Select the lines below containing the word "Afghanistan".

[Records from a dataset]
----

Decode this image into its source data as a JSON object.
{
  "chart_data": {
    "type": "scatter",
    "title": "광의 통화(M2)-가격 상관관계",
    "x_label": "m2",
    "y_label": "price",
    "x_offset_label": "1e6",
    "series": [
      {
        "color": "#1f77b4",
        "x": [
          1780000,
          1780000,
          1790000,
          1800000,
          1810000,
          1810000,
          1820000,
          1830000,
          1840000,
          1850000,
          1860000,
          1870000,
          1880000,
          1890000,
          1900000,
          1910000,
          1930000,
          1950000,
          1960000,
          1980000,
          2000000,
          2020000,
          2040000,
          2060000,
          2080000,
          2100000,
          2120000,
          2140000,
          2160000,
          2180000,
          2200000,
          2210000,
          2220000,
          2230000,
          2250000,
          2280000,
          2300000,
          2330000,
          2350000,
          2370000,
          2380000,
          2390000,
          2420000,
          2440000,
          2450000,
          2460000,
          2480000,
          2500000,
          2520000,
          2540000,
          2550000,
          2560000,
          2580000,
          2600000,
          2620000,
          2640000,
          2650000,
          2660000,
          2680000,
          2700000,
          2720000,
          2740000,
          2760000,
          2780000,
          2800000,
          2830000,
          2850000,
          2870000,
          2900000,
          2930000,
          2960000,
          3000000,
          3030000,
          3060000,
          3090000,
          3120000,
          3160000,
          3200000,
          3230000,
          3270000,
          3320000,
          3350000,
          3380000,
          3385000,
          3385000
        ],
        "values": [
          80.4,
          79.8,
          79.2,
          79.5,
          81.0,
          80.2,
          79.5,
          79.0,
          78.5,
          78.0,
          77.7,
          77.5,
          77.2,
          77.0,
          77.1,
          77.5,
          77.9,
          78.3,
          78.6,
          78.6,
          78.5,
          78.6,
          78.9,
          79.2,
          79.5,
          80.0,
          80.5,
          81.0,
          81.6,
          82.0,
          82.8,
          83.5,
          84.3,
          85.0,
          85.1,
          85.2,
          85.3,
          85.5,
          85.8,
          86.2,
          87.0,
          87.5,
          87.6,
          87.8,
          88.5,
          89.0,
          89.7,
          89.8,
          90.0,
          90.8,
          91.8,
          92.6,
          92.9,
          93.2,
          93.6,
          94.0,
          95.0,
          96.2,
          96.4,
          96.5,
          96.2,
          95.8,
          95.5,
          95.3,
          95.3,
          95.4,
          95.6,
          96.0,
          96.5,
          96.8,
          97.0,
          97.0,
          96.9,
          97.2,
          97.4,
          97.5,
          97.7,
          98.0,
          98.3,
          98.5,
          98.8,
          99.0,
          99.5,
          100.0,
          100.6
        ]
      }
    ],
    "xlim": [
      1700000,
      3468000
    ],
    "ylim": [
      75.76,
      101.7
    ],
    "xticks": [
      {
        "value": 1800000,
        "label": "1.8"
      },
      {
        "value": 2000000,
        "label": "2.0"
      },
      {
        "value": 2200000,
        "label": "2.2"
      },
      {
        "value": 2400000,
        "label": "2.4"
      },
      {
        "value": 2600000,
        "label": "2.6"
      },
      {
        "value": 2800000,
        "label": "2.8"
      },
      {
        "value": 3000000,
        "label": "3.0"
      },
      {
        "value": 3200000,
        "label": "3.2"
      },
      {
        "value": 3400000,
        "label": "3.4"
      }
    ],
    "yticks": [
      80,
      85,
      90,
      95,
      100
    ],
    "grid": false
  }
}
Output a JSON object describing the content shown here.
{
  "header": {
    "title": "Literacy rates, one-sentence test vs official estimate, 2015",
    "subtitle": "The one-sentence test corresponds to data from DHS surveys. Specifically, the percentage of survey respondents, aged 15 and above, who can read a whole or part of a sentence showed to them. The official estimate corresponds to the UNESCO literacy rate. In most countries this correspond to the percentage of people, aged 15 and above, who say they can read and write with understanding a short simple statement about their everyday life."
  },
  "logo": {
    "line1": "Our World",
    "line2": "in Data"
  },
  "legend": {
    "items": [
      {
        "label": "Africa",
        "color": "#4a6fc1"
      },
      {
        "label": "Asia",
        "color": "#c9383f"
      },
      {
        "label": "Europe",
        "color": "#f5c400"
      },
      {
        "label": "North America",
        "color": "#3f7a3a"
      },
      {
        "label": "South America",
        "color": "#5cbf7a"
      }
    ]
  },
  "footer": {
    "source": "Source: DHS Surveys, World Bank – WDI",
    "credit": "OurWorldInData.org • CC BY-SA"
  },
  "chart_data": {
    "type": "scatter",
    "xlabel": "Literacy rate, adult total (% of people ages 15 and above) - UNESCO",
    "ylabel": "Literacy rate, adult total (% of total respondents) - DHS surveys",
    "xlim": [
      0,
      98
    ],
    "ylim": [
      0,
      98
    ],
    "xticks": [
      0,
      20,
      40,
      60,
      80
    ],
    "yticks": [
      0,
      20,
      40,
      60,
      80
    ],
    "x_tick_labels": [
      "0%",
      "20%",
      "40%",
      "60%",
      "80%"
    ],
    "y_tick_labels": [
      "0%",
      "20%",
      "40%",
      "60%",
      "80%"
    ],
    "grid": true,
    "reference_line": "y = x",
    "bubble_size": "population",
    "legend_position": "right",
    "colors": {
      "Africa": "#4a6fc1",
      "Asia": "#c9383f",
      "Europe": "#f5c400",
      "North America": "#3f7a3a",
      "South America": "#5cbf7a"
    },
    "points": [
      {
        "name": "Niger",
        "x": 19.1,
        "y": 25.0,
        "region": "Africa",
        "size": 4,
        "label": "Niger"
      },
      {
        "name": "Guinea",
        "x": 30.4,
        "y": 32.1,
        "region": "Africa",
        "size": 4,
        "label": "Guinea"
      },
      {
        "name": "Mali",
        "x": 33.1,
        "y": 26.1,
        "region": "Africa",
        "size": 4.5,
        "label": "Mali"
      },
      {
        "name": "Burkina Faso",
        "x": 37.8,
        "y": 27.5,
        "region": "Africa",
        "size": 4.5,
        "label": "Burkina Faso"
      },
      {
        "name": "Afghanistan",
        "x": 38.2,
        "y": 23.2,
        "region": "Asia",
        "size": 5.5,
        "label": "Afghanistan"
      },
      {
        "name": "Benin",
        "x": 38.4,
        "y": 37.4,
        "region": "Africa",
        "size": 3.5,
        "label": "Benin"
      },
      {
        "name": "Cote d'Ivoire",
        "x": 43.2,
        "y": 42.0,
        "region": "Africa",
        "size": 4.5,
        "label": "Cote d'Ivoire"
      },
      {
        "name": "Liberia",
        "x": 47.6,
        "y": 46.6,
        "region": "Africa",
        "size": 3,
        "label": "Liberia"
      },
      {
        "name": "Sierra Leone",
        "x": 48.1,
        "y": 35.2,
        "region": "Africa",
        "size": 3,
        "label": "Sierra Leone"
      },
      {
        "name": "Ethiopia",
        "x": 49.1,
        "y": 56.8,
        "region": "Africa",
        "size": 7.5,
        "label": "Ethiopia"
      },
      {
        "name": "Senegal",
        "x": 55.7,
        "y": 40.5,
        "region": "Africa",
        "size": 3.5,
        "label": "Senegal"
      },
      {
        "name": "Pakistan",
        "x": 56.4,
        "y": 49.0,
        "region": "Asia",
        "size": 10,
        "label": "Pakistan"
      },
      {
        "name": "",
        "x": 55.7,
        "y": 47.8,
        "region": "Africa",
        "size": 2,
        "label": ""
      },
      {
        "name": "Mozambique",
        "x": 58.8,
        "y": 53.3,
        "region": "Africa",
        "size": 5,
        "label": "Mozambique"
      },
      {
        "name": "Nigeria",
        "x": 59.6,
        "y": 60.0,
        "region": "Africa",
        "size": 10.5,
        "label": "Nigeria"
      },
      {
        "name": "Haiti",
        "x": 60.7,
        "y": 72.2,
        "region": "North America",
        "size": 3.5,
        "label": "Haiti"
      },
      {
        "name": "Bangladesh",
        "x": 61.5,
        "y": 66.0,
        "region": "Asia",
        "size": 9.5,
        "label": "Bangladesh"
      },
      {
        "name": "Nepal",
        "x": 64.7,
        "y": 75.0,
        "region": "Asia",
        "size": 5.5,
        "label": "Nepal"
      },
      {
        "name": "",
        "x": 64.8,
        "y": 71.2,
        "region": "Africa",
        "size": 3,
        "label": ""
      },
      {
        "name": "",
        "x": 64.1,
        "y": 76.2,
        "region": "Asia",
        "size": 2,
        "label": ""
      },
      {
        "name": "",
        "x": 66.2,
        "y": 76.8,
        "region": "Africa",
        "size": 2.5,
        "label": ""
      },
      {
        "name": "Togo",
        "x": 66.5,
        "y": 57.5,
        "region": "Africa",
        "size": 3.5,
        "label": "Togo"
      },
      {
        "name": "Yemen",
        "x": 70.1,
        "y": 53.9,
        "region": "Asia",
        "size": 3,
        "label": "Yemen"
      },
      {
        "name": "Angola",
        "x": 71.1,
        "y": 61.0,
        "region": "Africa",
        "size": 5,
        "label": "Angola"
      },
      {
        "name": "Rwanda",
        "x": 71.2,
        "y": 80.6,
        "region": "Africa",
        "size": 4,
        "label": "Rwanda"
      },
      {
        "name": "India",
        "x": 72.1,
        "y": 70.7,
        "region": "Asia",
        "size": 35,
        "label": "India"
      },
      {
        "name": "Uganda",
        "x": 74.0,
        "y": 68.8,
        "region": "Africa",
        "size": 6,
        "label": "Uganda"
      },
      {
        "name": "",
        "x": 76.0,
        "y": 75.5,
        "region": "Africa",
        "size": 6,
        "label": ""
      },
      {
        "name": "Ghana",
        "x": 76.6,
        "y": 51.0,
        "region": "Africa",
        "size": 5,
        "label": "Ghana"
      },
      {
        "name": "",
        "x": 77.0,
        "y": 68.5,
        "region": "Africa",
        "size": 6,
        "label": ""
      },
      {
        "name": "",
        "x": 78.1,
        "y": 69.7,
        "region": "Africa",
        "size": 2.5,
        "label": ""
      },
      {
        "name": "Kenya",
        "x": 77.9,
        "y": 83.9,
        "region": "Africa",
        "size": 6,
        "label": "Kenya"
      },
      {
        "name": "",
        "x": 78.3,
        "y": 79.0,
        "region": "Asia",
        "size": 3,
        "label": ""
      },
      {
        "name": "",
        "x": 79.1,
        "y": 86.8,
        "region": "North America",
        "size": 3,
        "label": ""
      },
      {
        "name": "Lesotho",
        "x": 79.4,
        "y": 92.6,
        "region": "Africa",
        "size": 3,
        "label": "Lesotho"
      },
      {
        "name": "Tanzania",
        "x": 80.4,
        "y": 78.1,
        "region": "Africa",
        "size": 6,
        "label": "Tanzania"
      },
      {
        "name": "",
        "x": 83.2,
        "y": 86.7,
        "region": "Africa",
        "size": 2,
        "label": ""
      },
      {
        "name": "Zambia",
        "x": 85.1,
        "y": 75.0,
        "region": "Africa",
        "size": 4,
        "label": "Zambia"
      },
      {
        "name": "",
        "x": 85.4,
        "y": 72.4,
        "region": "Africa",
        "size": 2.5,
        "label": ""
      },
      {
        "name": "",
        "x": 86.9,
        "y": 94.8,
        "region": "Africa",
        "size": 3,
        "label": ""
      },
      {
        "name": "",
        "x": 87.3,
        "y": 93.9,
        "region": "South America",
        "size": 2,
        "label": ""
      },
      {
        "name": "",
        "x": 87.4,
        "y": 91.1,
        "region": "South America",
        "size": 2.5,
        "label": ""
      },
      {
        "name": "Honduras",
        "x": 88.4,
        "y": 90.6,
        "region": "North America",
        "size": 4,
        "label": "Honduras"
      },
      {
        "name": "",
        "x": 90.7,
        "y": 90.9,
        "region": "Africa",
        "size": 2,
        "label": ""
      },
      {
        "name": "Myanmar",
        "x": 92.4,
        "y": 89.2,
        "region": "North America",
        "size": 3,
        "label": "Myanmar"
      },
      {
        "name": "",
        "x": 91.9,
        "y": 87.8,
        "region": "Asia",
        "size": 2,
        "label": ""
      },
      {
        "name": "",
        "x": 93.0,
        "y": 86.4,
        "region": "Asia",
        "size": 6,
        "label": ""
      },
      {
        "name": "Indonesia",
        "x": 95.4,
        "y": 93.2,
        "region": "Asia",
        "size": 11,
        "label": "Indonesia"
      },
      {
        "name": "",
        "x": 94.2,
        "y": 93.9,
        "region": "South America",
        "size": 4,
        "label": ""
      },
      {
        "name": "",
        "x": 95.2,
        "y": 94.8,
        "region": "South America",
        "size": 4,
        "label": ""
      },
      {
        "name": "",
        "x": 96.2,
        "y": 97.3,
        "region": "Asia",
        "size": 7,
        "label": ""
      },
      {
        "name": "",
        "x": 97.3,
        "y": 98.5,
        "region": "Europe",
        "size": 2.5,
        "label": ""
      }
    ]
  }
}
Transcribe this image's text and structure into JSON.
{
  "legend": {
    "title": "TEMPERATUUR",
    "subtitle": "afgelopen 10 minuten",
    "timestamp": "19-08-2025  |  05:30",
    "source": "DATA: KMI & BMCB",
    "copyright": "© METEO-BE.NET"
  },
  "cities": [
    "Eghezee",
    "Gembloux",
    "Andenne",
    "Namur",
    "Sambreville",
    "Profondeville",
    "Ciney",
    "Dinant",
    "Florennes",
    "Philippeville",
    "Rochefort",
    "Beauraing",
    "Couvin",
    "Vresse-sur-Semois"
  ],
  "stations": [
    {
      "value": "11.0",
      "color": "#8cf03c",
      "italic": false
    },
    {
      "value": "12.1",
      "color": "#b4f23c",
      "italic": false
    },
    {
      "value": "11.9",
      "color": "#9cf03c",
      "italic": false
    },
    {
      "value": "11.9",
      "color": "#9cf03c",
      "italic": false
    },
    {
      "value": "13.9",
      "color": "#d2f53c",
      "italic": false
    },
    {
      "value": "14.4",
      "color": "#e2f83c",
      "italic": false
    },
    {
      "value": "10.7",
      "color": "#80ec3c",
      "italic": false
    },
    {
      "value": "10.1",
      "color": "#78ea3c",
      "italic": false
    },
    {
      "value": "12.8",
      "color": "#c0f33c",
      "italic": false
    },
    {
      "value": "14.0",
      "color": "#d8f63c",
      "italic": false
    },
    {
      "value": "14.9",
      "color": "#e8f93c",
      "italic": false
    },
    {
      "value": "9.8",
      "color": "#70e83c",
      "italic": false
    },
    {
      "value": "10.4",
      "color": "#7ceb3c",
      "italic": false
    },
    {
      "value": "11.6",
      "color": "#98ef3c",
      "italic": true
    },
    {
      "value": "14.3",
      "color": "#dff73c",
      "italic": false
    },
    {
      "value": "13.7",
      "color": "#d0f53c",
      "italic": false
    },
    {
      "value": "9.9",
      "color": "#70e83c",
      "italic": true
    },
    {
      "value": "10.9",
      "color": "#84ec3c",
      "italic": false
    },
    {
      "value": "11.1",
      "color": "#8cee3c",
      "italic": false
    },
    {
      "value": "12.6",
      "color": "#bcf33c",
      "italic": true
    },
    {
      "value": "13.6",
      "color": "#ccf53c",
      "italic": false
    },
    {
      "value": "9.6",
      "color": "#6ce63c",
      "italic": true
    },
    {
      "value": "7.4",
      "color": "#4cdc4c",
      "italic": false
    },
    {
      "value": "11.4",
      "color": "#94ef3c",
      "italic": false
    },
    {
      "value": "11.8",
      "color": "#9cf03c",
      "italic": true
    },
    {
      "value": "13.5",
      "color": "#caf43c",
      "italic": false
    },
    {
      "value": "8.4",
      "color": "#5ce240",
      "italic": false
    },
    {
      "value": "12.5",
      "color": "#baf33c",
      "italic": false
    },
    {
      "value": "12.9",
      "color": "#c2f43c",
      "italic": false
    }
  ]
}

----

◆ EXERCISE OUTPUT:
        "name": "Afghanistan",
        "label": "Afghanistan"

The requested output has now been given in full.